*Short problem*. Repeat the material exactly, every line of it.

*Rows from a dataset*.
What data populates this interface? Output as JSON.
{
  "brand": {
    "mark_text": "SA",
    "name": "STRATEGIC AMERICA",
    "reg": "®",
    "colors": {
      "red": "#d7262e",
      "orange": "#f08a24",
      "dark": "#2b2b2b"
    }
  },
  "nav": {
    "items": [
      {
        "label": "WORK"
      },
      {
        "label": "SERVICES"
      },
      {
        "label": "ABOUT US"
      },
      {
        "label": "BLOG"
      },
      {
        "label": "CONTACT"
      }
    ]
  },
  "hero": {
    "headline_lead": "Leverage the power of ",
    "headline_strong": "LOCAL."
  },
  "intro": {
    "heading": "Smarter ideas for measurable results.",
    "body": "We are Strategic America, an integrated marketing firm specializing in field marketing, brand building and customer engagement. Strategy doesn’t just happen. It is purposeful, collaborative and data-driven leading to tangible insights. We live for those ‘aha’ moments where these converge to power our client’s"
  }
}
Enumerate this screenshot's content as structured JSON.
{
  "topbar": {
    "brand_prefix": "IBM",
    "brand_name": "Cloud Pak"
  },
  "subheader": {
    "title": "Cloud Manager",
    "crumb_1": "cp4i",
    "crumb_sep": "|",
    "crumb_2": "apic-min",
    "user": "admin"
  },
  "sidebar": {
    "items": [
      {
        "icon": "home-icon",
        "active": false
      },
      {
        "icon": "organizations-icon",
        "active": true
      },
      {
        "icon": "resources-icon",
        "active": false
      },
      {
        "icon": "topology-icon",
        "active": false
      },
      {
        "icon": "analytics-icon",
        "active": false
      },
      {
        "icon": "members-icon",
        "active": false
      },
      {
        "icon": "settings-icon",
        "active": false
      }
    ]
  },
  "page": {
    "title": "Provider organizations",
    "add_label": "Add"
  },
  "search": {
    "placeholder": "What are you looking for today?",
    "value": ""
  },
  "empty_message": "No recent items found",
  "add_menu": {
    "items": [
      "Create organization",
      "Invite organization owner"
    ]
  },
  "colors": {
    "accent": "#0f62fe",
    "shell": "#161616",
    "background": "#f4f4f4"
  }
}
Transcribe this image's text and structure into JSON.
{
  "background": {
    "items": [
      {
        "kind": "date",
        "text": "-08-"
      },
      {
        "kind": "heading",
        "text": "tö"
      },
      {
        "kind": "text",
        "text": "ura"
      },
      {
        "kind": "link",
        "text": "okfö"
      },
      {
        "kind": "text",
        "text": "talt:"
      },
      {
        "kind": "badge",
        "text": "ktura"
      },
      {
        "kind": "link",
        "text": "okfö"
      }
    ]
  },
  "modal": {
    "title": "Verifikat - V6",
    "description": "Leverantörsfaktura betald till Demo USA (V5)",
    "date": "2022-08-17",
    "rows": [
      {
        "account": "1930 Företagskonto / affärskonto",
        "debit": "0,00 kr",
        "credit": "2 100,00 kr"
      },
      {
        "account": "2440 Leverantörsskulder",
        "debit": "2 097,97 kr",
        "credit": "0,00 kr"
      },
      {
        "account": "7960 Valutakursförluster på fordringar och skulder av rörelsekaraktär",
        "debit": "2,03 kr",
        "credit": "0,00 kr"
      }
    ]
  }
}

*Solution to this task*.
What data populates this interface? Output as JSON.
{
  "brand": {
    "mark_text": "SA",
    "name": "STRATEGIC AMERICA",
    "reg": "®",
    "colors": {
      "red": "#d7262e",
      "orange": "#f08a24",
      "dark": "#2b2b2b"
    }
  },
  "nav": {
    "items": [
      {
        "label": "WORK"
      },
      {
        "label": "SERVICES"
      },
      {
        "label": "ABOUT US"
      },
      {
        "label": "BLOG"
      },
      {
        "label": "CONTACT"
      }
    ]
  },
  "hero": {
    "headline_lead": "Leverage the power of ",
    "headline_strong": "LOCAL."
  },
  "intro": {
    "heading": "Smarter ideas for measurable results.",
    "body": "We are Strategic America, an integrated marketing firm specializing in field marketing, brand building and customer engagement. Strategy doesn’t just happen. It is purposeful, collaborative and data-driven leading to tangible insights. We live for those ‘aha’ moments where these converge to power our client’s"
  }
}
Enumerate this screenshot's content as structured JSON.
{
  "topbar": {
    "brand_prefix": "IBM",
    "brand_name": "Cloud Pak"
  },
  "subheader": {
    "title": "Cloud Manager",
    "crumb_1": "cp4i",
    "crumb_sep": "|",
    "crumb_2": "apic-min",
    "user": "admin"
  },
  "sidebar": {
    "items": [
      {
        "icon": "home-icon",
        "active": false
      },
      {
        "icon": "organizations-icon",
        "active": true
      },
      {
        "icon": "resources-icon",
        "active": false
      },
      {
        "icon": "topology-icon",
        "active": false
      },
      {
        "icon": "analytics-icon",
        "active": false
      },
      {
        "icon": "members-icon",
        "active": false
      },
      {
        "icon": "settings-icon",
        "active": false
      }
    ]
  },
  "page": {
    "title": "Provider organizations",
    "add_label": "Add"
  },
  "search": {
    "placeholder": "What are you looking for today?",
    "value": ""
  },
  "empty_message": "No recent items found",
  "add_menu": {
    "items": [
      "Create organization",
      "Invite organization owner"
    ]
  },
  "colors": {
    "accent": "#0f62fe",
    "shell": "#161616",
    "background": "#f4f4f4"
  }
}
Transcribe this image's text and structure into JSON.
{
  "background": {
    "items": [
      {
        "kind": "date",
        "text": "-08-"
      },
      {
        "kind": "heading",
        "text": "tö"
      },
      {
        "kind": "text",
        "text": "ura"
      },
      {
        "kind": "link",
        "text": "okfö"
      },
      {
        "kind": "text",
        "text": "talt:"
      },
      {
        "kind": "badge",
        "text": "ktura"
      },
      {
        "kind": "link",
        "text": "okfö"
      }
    ]
  },
  "modal": {
    "title": "Verifikat - V6",
    "description": "Leverantörsfaktura betald till Demo USA (V5)",
    "date": "2022-08-17",
    "rows": [
      {
        "account": "1930 Företagskonto / affärskonto",
        "debit": "0,00 kr",
        "credit": "2 100,00 kr"
      },
      {
        "account": "2440 Leverantörsskulder",
        "debit": "2 097,97 kr",
        "credit": "0,00 kr"
      },
      {
        "account": "7960 Valutakursförluster på fordringar och skulder av rörelsekaraktär",
        "debit": "2,03 kr",
        "credit": "0,00 kr"
      }
    ]
  }
}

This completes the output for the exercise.